Texto de origem =>
================
Entrevista:O Estado inteligente

sexta-feira, setembro 07, 2007

Miriam Leitão A carga de fato

O governo Lula sustenta que a carga tributária não aumentou. Foi o que disse o presidente Lula na entrevista às emissoras de rádio. Foi o que me disse ontem o ministro Guido Mantega numa entrevista na Globonews. Mas o site da Receita Federal registra um aumento de 31,86% do PIB em 2002 para 34,23% do PIB em 2006. Em pequenos expedientes tributários, o governo Lula aumentou, sim, os impostos.

Para o presidente e o ministro da Fazenda, o que aconteceu foi que as empresas e os bancos tiveram lucros maiores e a Receita Federal ficou mais eficiente.

Houve um aumento de lucros dos bancos e de alguns setores empresariais, e a Receita vem fazendo há vários anos esforços de modernização. Mas isso não explica tudo.

O presidente Lula deu ontem aos jornalistas de rádio uma resposta que gosta muito de dar em qualquer entrevista quando este tema aparece. Fez isso na campanha.

Vira-se para o entrevistador e diz: — Você mesmo teve uma queda do Imposto de Renda com a correção da tabela.

A correção da tabela, quando ocorre, evita que o Imposto de Renda da pessoa física suba. No governo Fernando Henrique não foi reajustada e no governo Lula já foi. Melhor para o governo Lula. Mas, ao mesmo tempo, o Instituto Brasileiro de Planejamento Tributário (IBPT) lembra que a alíquota maior de 27,5% do Imposto de Renda Pessoa Física teria de acabar em 2005 voltando aos 25% como teto. O governo decidiu manter a alíquota de 27,5%. Quando uma sobretaxação que veio para ser provisória vira permanente, o nome disso é aumento de imposto.

A mesma coisa aconteceu com a multa imposta sobre as empresas nas demissões.

A empresa paga 40% sobre o saldo do FGTS aos trabalhadores.

O governo Fernando Henrique impôs dez pontos percentuais a mais por um período delimitado para que isso cobrisse um esqueleto no FGTS. Deveria acabar em 2006, porque era o tempo suficiente para cobrir a dívida. O governo Lula manteve o adicional.

O governo atual deixou de reduzir impostos, mas, lembra o IBPT, também os elevou em várias ocasiões. Um exemplo: aumentou o PIS/Cofins ao mudar a base de cálculo de faturamento para valor adicionado, e isso elevou a taxação sobre o setor de serviços, o comércio em geral e o transporte.

O ministro Guido Mantega diz que, em compensação, muitos setores tiveram redução de impostos, como os computadores e a construção civil.

— Devolvemos R$ 30 bilhões em forma de redução de tributos — diz Mantega.

Aqui mesmo nesta coluna, falei ontem sobre a redução de impostos que beneficiou a construção civil.
================
Dados apresentados =>
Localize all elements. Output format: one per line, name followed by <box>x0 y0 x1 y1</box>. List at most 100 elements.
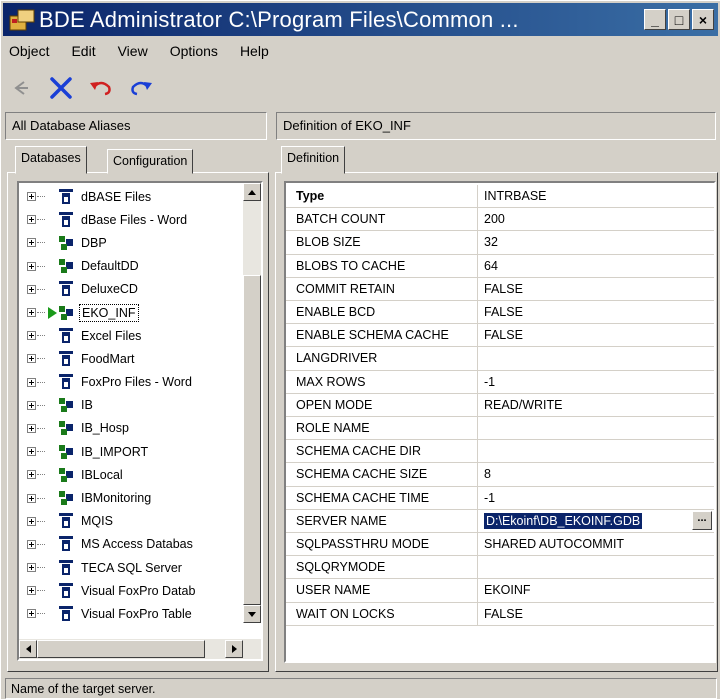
property-value[interactable]: INTRBASE <box>478 185 714 207</box>
expand-icon[interactable] <box>27 284 36 294</box>
property-row[interactable]: ENABLE BCD FALSE <box>286 301 714 325</box>
expand-icon[interactable] <box>27 586 36 596</box>
property-row[interactable]: LANGDRIVER <box>286 347 714 371</box>
property-value[interactable] <box>478 347 714 369</box>
tree-item[interactable]: DBP <box>19 231 241 254</box>
scroll-right-button[interactable] <box>225 640 243 658</box>
expand-icon[interactable] <box>27 447 36 457</box>
tree-item[interactable]: IB <box>19 394 241 417</box>
property-value[interactable]: 32 <box>478 231 714 253</box>
menu-options[interactable]: Options <box>170 43 218 65</box>
tab-configuration[interactable]: Configuration <box>107 149 194 174</box>
property-row[interactable]: Type INTRBASE <box>286 185 714 209</box>
selected-value-text[interactable]: D:\Ekoinf\DB_EKOINF.GDB <box>484 512 643 529</box>
property-value[interactable]: 8 <box>478 463 714 485</box>
close-button[interactable]: × <box>692 9 714 30</box>
property-value[interactable] <box>478 556 714 578</box>
property-value[interactable]: -1 <box>478 371 714 393</box>
property-row[interactable]: SQLQRYMODE <box>286 556 714 580</box>
property-value[interactable] <box>478 440 714 462</box>
property-row[interactable]: WAIT ON LOCKS FALSE <box>286 602 714 626</box>
tree-vertical-scrollbar[interactable] <box>243 183 261 623</box>
expand-icon[interactable] <box>27 470 36 480</box>
expand-icon[interactable] <box>27 192 36 202</box>
menu-help[interactable]: Help <box>240 43 269 65</box>
property-row[interactable]: SERVER NAME D:\Ekoinf\DB_EKOINF.GDB... <box>286 509 714 533</box>
expand-icon[interactable] <box>27 308 36 318</box>
menu-view[interactable]: View <box>118 43 148 65</box>
property-row[interactable]: ENABLE SCHEMA CACHE FALSE <box>286 324 714 348</box>
horizontal-scroll-thumb[interactable] <box>37 640 205 658</box>
tree-item[interactable]: Visual FoxPro Table <box>19 602 241 625</box>
vertical-scroll-thumb[interactable] <box>243 275 261 605</box>
expand-icon[interactable] <box>27 331 36 341</box>
undo-button[interactable] <box>87 74 115 102</box>
property-value[interactable]: READ/WRITE <box>478 394 714 416</box>
expand-icon[interactable] <box>27 238 36 248</box>
property-row[interactable]: BATCH COUNT 200 <box>286 208 714 232</box>
property-value[interactable]: -1 <box>478 487 714 509</box>
property-row[interactable]: SCHEMA CACHE DIR <box>286 440 714 464</box>
property-row[interactable]: SQLPASSTHRU MODE SHARED AUTOCOMMIT <box>286 533 714 557</box>
scroll-down-button[interactable] <box>243 605 261 623</box>
property-row[interactable]: BLOBS TO CACHE 64 <box>286 254 714 278</box>
tree-item[interactable]: Excel Files <box>19 324 241 347</box>
tree-horizontal-scrollbar[interactable] <box>19 639 261 659</box>
menu-object[interactable]: Object <box>9 43 49 65</box>
tree-item[interactable]: EKO_INF <box>19 301 241 324</box>
property-value[interactable]: FALSE <box>478 301 714 323</box>
tree-item[interactable]: IB_Hosp <box>19 417 241 440</box>
property-value[interactable]: FALSE <box>478 278 714 300</box>
title-bar[interactable]: BDE Administrator C:\Program Files\Commo… <box>3 3 718 36</box>
property-row[interactable]: OPEN MODE READ/WRITE <box>286 393 714 417</box>
expand-icon[interactable] <box>27 261 36 271</box>
property-value[interactable]: FALSE <box>478 324 714 346</box>
tree-item[interactable]: IBLocal <box>19 463 241 486</box>
database-tree[interactable]: dBASE Files dBase Files - Word DBP DefaultD… <box>17 181 263 661</box>
tab-databases[interactable]: Databases <box>15 146 87 174</box>
redo-button[interactable] <box>127 74 155 102</box>
expand-icon[interactable] <box>27 377 36 387</box>
tree-item[interactable]: DeluxeCD <box>19 278 241 301</box>
property-value[interactable]: D:\Ekoinf\DB_EKOINF.GDB... <box>478 510 714 532</box>
property-value[interactable]: EKOINF <box>478 579 714 601</box>
expand-icon[interactable] <box>27 215 36 225</box>
tree-item[interactable]: IBMonitoring <box>19 486 241 509</box>
property-value[interactable]: 64 <box>478 255 714 277</box>
expand-icon[interactable] <box>27 400 36 410</box>
expand-icon[interactable] <box>27 539 36 549</box>
property-row[interactable]: ROLE NAME <box>286 417 714 441</box>
property-value[interactable]: 200 <box>478 208 714 230</box>
expand-icon[interactable] <box>27 563 36 573</box>
menu-edit[interactable]: Edit <box>71 43 95 65</box>
property-row[interactable]: MAX ROWS -1 <box>286 370 714 394</box>
browse-button[interactable]: ... <box>692 510 712 530</box>
maximize-button[interactable]: □ <box>668 9 690 30</box>
tree-item[interactable]: MS Access Databas <box>19 533 241 556</box>
tree-item[interactable]: FoodMart <box>19 347 241 370</box>
back-button[interactable] <box>7 74 35 102</box>
property-row[interactable]: BLOB SIZE 32 <box>286 231 714 255</box>
property-value[interactable]: FALSE <box>478 603 714 625</box>
tree-item[interactable]: DefaultDD <box>19 255 241 278</box>
minimize-button[interactable]: _ <box>644 9 666 30</box>
tab-definition[interactable]: Definition <box>281 146 346 174</box>
expand-icon[interactable] <box>27 516 36 526</box>
expand-icon[interactable] <box>27 354 36 364</box>
expand-icon[interactable] <box>27 423 36 433</box>
property-value[interactable]: SHARED AUTOCOMMIT <box>478 533 714 555</box>
tree-item[interactable]: IB_IMPORT <box>19 440 241 463</box>
property-row[interactable]: USER NAME EKOINF <box>286 579 714 603</box>
scroll-up-button[interactable] <box>243 183 261 201</box>
tree-item[interactable]: Visual FoxPro Datab <box>19 579 241 602</box>
property-row[interactable]: SCHEMA CACHE TIME -1 <box>286 486 714 510</box>
property-value[interactable] <box>478 417 714 439</box>
expand-icon[interactable] <box>27 609 36 619</box>
tree-item[interactable]: MQIS <box>19 510 241 533</box>
property-row[interactable]: COMMIT RETAIN FALSE <box>286 277 714 301</box>
property-row[interactable]: SCHEMA CACHE SIZE 8 <box>286 463 714 487</box>
definition-grid[interactable]: Type INTRBASE BATCH COUNT 200 BLOB SIZE 32 BLO… <box>284 181 716 663</box>
tree-item[interactable]: FoxPro Files - Word <box>19 371 241 394</box>
tree-item[interactable]: dBASE Files <box>19 185 241 208</box>
expand-icon[interactable] <box>27 493 36 503</box>
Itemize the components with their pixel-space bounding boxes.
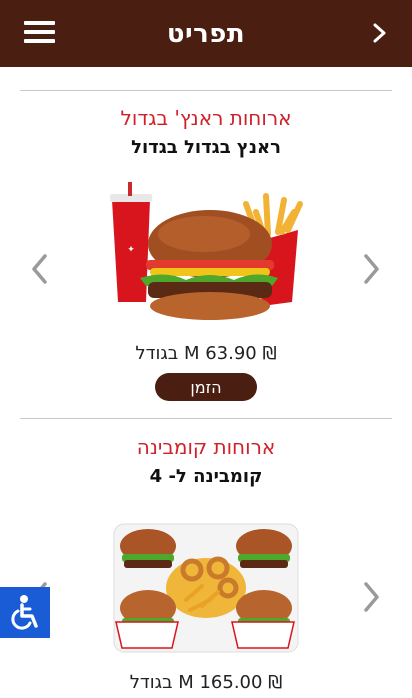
================
Tarefa => Como fica o trecho da coluna que começa em "A mesma coisa" e termina em "tributos — diz Mantega." se trocarmos o nome "FGTS" por "Fundo de Garantia"? Responda com base apenas na coluna, sem recorrer ao material.

Resolução detalhada =>
A mesma coisa aconteceu com a multa imposta sobre as empresas nas demissões.

A empresa paga 40% sobre o saldo do Fundo de Garantia aos trabalhadores.

O governo Fernando Henrique impôs dez pontos percentuais a mais por um período delimitado para que isso cobrisse um esqueleto no Fundo de Garantia. Deveria acabar em 2006, porque era o tempo suficiente para cobrir a dívida. O governo Lula manteve o adicional.

O governo atual deixou de reduzir impostos, mas, lembra o IBPT, também os elevou em várias ocasiões. Um exemplo: aumentou o PIS/Cofins ao mudar a base de cálculo de faturamento para valor adicionado, e isso elevou a taxação sobre o setor de serviços, o comércio em geral e o transporte.

O ministro Guido Mantega diz que, em compensação, muitos setores tiveram redução de impostos, como os computadores e a construção civil.

— Devolvemos R$ 30 bilhões em forma de redução de tributos — diz Mantega.